## Prompt
Please print every record below exactly as it appears.

## Data listing
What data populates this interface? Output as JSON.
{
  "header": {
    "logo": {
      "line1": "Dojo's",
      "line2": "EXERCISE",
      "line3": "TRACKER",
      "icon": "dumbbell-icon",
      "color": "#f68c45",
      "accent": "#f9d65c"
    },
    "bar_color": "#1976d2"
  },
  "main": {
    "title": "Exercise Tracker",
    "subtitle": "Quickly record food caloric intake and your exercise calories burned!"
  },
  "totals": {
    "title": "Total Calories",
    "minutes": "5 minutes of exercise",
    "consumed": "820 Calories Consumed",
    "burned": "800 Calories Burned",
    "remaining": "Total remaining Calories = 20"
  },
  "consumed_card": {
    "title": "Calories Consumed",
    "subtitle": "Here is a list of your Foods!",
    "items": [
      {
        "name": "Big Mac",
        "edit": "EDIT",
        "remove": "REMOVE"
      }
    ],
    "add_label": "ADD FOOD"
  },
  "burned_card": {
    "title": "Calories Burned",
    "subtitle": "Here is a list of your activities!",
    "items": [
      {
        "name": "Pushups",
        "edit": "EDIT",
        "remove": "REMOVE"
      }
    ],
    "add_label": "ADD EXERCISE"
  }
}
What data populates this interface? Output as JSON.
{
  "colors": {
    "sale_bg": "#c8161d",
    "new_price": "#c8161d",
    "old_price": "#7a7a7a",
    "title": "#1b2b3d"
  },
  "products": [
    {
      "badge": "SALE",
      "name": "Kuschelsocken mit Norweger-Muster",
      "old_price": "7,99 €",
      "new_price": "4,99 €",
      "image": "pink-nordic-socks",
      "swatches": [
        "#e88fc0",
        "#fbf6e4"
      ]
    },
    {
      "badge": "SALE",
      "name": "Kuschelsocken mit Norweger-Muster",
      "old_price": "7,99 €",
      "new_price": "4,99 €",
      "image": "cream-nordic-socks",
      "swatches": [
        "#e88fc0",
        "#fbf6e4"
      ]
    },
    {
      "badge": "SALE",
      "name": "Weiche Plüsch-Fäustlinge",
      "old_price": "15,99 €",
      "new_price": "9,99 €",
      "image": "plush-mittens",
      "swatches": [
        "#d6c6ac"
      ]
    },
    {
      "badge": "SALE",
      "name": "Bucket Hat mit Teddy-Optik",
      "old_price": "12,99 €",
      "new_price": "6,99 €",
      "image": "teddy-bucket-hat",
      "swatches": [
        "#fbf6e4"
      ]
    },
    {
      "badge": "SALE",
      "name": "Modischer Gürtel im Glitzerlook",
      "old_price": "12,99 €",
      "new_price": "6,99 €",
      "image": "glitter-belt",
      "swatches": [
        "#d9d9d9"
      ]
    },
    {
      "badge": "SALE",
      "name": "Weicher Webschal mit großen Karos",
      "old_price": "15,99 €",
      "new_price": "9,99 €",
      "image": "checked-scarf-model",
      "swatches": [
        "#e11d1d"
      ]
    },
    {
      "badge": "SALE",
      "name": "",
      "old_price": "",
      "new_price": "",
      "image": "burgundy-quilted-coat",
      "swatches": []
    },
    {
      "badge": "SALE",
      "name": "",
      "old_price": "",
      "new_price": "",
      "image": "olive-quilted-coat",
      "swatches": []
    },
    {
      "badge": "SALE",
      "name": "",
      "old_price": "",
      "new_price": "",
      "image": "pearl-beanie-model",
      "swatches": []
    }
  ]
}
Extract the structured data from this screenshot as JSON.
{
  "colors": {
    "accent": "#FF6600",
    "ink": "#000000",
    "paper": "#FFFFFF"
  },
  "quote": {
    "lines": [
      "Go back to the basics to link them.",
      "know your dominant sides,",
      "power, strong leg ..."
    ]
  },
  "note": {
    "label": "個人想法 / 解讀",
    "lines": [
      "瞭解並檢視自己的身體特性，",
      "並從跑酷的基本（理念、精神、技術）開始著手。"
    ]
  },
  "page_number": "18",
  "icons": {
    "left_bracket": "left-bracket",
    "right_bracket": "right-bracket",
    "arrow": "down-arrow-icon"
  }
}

## Response to the exercise
What data populates this interface? Output as JSON.
{
  "header": {
    "logo": {
      "line1": "Dojo's",
      "line2": "EXERCISE",
      "line3": "TRACKER",
      "icon": "dumbbell-icon",
      "color": "#f68c45",
      "accent": "#f9d65c"
    },
    "bar_color": "#1976d2"
  },
  "main": {
    "title": "Exercise Tracker",
    "subtitle": "Quickly record food caloric intake and your exercise calories burned!"
  },
  "totals": {
    "title": "Total Calories",
    "minutes": "5 minutes of exercise",
    "consumed": "820 Calories Consumed",
    "burned": "800 Calories Burned",
    "remaining": "Total remaining Calories = 20"
  },
  "consumed_card": {
    "title": "Calories Consumed",
    "subtitle": "Here is a list of your Foods!",
    "items": [
      {
        "name": "Big Mac",
        "edit": "EDIT",
        "remove": "REMOVE"
      }
    ],
    "add_label": "ADD FOOD"
  },
  "burned_card": {
    "title": "Calories Burned",
    "subtitle": "Here is a list of your activities!",
    "items": [
      {
        "name": "Pushups",
        "edit": "EDIT",
        "remove": "REMOVE"
      }
    ],
    "add_label": "ADD EXERCISE"
  }
}
What data populates this interface? Output as JSON.
{
  "colors": {
    "sale_bg": "#c8161d",
    "new_price": "#c8161d",
    "old_price": "#7a7a7a",
    "title": "#1b2b3d"
  },
  "products": [
    {
      "badge": "SALE",
      "name": "Kuschelsocken mit Norweger-Muster",
      "old_price": "7,99 €",
      "new_price": "4,99 €",
      "image": "pink-nordic-socks",
      "swatches": [
        "#e88fc0",
        "#fbf6e4"
      ]
    },
    {
      "badge": "SALE",
      "name": "Kuschelsocken mit Norweger-Muster",
      "old_price": "7,99 €",
      "new_price": "4,99 €",
      "image": "cream-nordic-socks",
      "swatches": [
        "#e88fc0",
        "#fbf6e4"
      ]
    },
    {
      "badge": "SALE",
      "name": "Weiche Plüsch-Fäustlinge",
      "old_price": "15,99 €",
      "new_price": "9,99 €",
      "image": "plush-mittens",
      "swatches": [
        "#d6c6ac"
      ]
    },
    {
      "badge": "SALE",
      "name": "Bucket Hat mit Teddy-Optik",
      "old_price": "12,99 €",
      "new_price": "6,99 €",
      "image": "teddy-bucket-hat",
      "swatches": [
        "#fbf6e4"
      ]
    },
    {
      "badge": "SALE",
      "name": "Modischer Gürtel im Glitzerlook",
      "old_price": "12,99 €",
      "new_price": "6,99 €",
      "image": "glitter-belt",
      "swatches": [
        "#d9d9d9"
      ]
    },
    {
      "badge": "SALE",
      "name": "Weicher Webschal mit großen Karos",
      "old_price": "15,99 €",
      "new_price": "9,99 €",
      "image": "checked-scarf-model",
      "swatches": [
        "#e11d1d"
      ]
    },
    {
      "badge": "SALE",
      "name": "",
      "old_price": "",
      "new_price": "",
      "image": "burgundy-quilted-coat",
      "swatches": []
    },
    {
      "badge": "SALE",
      "name": "",
      "old_price": "",
      "new_price": "",
      "image": "olive-quilted-coat",
      "swatches": []
    },
    {
      "badge": "SALE",
      "name": "",
      "old_price": "",
      "new_price": "",
      "image": "pearl-beanie-model",
      "swatches": []
    }
  ]
}
Extract the structured data from this screenshot as JSON.
{
  "colors": {
    "accent": "#FF6600",
    "ink": "#000000",
    "paper": "#FFFFFF"
  },
  "quote": {
    "lines": [
      "Go back to the basics to link them.",
      "know your dominant sides,",
      "power, strong leg ..."
    ]
  },
  "note": {
    "label": "個人想法 / 解讀",
    "lines": [
      "瞭解並檢視自己的身體特性，",
      "並從跑酷的基本（理念、精神、技術）開始著手。"
    ]
  },
  "page_number": "18",
  "icons": {
    "left_bracket": "left-bracket",
    "right_bracket": "right-bracket",
    "arrow": "down-arrow-icon"
  }
}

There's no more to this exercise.